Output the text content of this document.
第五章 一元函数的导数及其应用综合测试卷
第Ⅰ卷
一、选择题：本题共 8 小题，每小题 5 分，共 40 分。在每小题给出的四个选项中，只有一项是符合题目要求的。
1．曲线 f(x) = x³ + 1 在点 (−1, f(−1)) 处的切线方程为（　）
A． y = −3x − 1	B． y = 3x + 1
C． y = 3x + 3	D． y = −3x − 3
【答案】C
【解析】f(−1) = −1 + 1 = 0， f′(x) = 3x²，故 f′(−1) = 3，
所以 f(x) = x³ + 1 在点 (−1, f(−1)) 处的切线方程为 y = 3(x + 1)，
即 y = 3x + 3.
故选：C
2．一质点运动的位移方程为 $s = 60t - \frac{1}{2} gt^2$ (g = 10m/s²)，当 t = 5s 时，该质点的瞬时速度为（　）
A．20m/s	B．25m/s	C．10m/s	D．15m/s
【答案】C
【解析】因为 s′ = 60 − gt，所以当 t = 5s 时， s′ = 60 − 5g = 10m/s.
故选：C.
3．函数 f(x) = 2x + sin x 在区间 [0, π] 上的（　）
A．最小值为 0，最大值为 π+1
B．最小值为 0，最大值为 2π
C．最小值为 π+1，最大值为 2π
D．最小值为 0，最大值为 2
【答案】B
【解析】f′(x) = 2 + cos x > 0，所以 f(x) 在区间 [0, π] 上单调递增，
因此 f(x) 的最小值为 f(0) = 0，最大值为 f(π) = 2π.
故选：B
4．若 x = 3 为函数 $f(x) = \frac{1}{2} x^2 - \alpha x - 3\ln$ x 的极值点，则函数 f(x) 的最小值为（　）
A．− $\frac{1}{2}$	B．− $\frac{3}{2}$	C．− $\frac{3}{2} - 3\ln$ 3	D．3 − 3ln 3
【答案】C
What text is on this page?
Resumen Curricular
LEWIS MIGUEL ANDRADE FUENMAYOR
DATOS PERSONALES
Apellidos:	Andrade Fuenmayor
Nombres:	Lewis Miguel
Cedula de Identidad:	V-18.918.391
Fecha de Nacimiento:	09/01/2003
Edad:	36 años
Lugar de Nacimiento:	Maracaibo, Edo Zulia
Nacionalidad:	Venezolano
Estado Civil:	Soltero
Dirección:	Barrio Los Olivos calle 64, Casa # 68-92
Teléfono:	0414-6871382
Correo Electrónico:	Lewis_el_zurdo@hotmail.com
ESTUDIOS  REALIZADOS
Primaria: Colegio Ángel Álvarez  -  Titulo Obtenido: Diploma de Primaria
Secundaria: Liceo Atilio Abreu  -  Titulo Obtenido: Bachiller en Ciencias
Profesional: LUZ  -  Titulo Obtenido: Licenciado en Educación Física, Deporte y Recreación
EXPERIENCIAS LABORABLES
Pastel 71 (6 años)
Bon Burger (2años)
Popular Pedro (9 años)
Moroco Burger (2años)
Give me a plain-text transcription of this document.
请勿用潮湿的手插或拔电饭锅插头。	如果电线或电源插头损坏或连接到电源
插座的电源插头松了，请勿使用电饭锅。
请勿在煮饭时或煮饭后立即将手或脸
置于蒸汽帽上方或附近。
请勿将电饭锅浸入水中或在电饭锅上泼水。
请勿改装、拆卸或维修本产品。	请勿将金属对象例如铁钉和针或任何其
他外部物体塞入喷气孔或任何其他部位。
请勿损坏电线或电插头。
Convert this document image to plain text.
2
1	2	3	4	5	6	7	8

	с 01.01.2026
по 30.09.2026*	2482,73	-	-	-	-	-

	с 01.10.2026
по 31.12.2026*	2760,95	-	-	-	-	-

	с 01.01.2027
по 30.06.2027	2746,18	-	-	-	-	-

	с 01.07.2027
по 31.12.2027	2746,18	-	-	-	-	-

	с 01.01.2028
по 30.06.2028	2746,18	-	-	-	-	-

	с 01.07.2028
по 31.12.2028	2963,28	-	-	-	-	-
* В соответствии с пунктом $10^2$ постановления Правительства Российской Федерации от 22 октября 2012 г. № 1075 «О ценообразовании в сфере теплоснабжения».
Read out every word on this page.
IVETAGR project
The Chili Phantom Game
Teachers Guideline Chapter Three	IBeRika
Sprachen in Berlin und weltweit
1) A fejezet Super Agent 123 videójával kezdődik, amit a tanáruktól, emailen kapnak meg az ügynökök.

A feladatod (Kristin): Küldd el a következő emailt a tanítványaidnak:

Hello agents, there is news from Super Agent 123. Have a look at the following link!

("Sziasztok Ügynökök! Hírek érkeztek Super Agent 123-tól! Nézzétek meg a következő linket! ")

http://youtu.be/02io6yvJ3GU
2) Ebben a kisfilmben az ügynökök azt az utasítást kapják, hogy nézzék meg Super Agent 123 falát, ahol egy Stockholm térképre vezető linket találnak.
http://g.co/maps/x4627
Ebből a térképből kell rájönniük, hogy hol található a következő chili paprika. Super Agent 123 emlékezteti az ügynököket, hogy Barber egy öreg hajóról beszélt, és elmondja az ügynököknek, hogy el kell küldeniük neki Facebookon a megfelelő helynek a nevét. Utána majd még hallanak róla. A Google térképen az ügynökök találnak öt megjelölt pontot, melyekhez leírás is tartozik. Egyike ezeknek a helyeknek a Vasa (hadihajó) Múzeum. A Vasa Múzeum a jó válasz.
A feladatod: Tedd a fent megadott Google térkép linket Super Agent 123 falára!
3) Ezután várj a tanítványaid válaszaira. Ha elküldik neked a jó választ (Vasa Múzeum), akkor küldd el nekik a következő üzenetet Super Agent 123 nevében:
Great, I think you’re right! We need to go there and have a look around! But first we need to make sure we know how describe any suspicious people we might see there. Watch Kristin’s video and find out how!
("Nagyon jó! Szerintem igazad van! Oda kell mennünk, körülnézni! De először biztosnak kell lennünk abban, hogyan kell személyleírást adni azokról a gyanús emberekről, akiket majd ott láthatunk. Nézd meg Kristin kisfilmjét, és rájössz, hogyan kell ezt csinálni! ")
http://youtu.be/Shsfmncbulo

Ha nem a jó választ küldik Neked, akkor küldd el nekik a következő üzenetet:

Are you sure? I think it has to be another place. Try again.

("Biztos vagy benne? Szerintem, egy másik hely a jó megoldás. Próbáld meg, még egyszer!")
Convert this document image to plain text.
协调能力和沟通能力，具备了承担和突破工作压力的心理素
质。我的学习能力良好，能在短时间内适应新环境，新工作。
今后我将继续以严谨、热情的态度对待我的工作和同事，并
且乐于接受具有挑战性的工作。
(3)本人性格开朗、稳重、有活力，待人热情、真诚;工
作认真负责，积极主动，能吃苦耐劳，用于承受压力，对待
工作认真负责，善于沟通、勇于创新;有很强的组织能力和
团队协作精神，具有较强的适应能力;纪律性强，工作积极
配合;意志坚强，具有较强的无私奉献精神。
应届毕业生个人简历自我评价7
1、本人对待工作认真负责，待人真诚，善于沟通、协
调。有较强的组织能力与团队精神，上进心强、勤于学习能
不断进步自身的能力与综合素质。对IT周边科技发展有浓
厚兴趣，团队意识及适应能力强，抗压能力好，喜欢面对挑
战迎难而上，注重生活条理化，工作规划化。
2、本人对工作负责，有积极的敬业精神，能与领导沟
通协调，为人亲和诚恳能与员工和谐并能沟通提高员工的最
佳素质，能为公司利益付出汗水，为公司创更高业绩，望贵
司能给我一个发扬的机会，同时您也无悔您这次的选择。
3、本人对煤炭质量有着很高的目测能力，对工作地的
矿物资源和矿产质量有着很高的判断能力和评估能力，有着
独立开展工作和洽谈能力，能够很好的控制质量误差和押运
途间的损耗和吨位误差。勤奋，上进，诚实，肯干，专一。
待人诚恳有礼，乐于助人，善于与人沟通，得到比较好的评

════════════════════

## EXERCISE DETAILS
Copy each line above where the string "处的切线方程为" occurs.

## EXPECTED ANSWER
1．曲线 f(x) = x³ + 1 在点 (−1, f(−1)) 处的切线方程为（　）
所以 f(x) = x³ + 1 在点 (−1, f(−1)) 处的切线方程为 y = 3(x + 1)，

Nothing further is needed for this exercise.